-- start --

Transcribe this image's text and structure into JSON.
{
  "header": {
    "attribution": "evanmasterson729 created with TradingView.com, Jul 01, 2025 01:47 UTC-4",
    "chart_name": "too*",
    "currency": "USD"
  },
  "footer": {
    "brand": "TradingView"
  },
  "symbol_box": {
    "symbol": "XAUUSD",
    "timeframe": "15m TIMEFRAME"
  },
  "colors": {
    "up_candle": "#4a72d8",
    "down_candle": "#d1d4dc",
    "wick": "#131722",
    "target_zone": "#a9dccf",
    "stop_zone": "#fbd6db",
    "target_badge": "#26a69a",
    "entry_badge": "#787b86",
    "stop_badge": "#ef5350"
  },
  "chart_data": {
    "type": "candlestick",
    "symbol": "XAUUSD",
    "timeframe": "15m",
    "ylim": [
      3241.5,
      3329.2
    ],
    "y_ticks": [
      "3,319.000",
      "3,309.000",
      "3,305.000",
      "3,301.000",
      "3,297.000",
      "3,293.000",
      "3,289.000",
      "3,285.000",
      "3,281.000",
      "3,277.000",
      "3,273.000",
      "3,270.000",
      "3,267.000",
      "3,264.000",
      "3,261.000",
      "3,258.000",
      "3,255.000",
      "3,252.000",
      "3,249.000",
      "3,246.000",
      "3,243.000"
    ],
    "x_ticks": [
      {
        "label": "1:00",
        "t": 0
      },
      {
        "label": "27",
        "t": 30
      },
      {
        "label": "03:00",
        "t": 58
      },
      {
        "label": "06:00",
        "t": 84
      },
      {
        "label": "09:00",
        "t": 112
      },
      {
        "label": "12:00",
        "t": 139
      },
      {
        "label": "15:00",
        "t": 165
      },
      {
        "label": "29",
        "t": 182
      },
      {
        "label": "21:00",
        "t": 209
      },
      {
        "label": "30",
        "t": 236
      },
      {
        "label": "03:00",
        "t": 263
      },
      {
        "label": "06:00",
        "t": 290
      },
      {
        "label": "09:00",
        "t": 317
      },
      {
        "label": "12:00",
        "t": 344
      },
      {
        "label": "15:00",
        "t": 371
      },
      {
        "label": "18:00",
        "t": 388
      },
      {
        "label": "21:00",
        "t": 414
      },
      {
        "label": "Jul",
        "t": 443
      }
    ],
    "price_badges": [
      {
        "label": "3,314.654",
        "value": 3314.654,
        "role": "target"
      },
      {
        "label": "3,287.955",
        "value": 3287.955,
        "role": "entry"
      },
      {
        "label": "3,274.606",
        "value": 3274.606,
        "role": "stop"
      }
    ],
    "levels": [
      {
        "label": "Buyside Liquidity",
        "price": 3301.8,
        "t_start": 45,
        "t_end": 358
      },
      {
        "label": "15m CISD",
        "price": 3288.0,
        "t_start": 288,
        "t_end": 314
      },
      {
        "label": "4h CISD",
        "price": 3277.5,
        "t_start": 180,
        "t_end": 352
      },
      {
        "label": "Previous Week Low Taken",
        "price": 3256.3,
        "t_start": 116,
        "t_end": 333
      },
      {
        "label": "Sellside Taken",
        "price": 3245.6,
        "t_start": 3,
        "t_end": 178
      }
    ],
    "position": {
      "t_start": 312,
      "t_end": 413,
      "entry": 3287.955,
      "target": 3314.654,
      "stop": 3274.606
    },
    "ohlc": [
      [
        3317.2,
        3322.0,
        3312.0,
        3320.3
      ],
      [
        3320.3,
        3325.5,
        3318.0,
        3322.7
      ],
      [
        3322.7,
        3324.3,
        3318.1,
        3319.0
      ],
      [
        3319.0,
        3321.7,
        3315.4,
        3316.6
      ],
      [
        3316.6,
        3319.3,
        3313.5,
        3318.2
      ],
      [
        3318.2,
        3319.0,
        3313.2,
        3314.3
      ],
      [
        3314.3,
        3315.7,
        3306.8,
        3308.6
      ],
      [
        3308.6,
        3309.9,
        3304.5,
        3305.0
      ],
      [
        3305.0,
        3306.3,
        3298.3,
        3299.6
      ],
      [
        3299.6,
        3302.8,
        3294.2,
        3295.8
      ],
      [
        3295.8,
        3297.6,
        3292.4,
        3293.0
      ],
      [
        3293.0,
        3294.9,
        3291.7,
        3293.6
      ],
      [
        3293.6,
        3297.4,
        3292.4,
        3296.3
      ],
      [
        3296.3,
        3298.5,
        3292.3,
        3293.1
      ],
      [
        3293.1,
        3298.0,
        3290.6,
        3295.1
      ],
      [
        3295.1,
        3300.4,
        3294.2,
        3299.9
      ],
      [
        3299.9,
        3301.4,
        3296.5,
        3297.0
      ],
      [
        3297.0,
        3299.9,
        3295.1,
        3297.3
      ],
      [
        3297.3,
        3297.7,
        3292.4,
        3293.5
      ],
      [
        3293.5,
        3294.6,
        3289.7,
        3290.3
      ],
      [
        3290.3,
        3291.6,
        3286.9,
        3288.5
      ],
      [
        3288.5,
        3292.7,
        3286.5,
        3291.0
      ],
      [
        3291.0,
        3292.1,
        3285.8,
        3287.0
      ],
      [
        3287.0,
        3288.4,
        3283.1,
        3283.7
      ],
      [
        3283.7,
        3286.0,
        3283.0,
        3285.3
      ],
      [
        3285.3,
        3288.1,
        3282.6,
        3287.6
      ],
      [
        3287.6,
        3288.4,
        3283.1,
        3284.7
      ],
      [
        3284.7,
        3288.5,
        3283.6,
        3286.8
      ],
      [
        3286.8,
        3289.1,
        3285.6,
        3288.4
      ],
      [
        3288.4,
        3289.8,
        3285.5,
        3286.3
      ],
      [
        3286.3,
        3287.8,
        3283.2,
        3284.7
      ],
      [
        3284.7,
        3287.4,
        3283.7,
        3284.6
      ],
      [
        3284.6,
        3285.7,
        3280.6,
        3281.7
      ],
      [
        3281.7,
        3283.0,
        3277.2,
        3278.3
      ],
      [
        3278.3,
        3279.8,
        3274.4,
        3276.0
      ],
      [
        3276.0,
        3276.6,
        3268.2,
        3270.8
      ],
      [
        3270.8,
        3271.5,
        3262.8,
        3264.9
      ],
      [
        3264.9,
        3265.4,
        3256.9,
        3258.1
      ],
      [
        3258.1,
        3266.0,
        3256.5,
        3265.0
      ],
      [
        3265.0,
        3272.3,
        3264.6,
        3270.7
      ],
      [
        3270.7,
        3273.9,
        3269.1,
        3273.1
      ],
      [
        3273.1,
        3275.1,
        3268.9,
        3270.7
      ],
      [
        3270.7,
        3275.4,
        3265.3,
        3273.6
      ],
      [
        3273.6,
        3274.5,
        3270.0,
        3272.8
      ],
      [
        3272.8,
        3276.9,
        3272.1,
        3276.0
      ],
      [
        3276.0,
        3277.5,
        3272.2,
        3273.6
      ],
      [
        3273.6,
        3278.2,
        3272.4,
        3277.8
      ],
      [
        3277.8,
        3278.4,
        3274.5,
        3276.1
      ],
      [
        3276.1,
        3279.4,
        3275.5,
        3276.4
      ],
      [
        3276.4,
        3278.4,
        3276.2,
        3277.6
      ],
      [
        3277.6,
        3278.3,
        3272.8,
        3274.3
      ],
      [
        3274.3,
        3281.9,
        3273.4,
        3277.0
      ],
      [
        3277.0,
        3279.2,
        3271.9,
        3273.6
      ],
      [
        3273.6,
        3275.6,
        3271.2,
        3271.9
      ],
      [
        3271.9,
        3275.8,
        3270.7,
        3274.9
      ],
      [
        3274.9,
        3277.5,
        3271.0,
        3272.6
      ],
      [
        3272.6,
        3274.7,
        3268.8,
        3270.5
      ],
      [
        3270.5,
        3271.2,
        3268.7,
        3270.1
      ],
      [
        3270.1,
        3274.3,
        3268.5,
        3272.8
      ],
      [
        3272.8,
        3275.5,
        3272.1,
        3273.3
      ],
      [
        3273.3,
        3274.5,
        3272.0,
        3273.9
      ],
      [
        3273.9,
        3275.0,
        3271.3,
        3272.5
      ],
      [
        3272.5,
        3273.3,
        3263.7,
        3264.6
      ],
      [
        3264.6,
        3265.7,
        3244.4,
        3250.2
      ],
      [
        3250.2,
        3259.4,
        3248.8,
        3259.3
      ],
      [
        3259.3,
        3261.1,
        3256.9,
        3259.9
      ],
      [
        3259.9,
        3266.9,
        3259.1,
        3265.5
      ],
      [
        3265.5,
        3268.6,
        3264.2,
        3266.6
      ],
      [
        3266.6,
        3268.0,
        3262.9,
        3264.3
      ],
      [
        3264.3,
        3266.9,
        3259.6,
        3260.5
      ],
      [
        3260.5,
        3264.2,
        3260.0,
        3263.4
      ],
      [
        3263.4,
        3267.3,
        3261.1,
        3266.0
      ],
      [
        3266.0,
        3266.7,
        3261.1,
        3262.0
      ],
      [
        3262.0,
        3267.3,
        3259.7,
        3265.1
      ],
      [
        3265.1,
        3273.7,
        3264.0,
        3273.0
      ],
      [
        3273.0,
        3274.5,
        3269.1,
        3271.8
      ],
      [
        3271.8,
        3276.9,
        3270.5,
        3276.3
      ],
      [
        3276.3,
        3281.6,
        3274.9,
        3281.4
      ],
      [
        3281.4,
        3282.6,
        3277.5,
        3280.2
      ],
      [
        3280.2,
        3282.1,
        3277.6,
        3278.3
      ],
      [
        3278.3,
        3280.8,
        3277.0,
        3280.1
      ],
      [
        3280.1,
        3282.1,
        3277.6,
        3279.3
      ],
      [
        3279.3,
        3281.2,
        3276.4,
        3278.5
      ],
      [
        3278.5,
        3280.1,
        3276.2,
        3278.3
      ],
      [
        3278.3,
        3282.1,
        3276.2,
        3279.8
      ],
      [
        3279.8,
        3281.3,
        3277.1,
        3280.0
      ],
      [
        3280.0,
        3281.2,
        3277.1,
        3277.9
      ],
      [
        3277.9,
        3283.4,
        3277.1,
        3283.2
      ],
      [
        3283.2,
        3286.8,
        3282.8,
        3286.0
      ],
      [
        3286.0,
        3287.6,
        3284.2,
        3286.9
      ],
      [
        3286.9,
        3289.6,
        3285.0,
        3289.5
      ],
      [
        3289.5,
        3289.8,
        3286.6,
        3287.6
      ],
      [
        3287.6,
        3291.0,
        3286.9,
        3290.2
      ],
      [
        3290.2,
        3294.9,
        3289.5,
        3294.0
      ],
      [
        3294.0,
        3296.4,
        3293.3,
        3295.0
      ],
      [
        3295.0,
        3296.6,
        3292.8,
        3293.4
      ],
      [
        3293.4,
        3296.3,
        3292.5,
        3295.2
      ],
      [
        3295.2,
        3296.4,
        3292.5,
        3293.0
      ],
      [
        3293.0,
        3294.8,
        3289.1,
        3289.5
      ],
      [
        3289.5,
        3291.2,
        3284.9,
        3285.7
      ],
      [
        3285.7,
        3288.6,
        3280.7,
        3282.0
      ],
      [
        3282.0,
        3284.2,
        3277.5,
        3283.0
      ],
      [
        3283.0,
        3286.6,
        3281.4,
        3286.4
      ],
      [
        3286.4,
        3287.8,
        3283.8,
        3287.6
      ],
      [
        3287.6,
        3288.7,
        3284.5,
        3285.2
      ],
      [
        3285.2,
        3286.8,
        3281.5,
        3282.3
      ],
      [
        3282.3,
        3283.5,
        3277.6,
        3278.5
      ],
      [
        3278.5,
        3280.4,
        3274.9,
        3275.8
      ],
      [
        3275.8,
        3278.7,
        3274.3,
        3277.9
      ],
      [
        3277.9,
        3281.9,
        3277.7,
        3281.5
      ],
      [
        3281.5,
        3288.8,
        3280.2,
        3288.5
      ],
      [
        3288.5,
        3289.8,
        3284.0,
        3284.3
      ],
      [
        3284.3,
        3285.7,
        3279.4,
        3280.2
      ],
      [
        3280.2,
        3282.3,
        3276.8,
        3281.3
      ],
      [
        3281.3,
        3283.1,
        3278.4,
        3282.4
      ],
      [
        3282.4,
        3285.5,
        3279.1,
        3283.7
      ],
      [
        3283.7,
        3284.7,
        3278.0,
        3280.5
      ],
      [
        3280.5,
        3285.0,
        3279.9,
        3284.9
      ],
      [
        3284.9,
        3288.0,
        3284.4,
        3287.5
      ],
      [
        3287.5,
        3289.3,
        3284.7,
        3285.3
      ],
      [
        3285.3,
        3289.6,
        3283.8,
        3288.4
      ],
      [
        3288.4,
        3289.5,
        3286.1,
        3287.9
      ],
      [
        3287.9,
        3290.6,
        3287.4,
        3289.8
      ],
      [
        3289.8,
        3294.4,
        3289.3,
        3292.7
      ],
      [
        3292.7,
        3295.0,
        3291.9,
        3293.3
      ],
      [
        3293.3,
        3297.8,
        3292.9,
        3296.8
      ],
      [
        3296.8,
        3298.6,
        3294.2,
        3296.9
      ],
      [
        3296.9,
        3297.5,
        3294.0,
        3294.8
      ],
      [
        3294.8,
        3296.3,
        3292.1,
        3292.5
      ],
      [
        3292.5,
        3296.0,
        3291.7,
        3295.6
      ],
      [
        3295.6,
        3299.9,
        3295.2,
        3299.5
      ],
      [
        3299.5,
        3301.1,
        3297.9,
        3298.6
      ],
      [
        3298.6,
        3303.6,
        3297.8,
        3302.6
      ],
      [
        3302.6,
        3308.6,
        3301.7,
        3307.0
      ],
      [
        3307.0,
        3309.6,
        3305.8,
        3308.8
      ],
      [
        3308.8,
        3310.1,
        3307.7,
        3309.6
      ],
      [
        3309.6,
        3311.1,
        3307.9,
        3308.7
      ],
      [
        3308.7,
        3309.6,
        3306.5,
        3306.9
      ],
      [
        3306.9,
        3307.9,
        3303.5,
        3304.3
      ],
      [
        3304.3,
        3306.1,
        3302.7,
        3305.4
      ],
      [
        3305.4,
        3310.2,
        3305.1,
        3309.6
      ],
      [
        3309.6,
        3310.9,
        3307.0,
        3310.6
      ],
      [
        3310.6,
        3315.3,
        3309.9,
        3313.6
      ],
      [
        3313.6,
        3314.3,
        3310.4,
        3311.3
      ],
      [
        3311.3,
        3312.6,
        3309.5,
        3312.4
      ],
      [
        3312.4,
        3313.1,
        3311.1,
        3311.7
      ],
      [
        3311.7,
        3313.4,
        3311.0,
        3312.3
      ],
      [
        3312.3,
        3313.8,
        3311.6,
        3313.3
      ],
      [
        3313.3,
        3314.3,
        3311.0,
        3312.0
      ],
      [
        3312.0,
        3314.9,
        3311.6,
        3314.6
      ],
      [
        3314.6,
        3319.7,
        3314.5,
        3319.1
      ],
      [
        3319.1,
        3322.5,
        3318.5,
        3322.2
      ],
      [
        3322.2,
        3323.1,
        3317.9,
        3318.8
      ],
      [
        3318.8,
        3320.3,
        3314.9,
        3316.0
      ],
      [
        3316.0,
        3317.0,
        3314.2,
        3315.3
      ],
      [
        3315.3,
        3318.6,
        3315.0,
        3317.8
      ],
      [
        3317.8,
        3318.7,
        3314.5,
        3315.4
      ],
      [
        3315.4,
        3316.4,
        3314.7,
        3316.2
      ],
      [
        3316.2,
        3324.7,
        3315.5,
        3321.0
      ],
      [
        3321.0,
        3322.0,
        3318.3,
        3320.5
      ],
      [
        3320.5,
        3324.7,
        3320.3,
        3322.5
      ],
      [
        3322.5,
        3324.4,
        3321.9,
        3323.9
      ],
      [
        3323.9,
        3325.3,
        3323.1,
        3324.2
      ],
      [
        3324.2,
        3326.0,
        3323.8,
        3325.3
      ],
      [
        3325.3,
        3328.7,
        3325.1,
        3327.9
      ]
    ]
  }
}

-- end --

**SET EXERCISE**
Write only the number of lines in the data above that include "timeframe".

**TASK OUTPUT**
2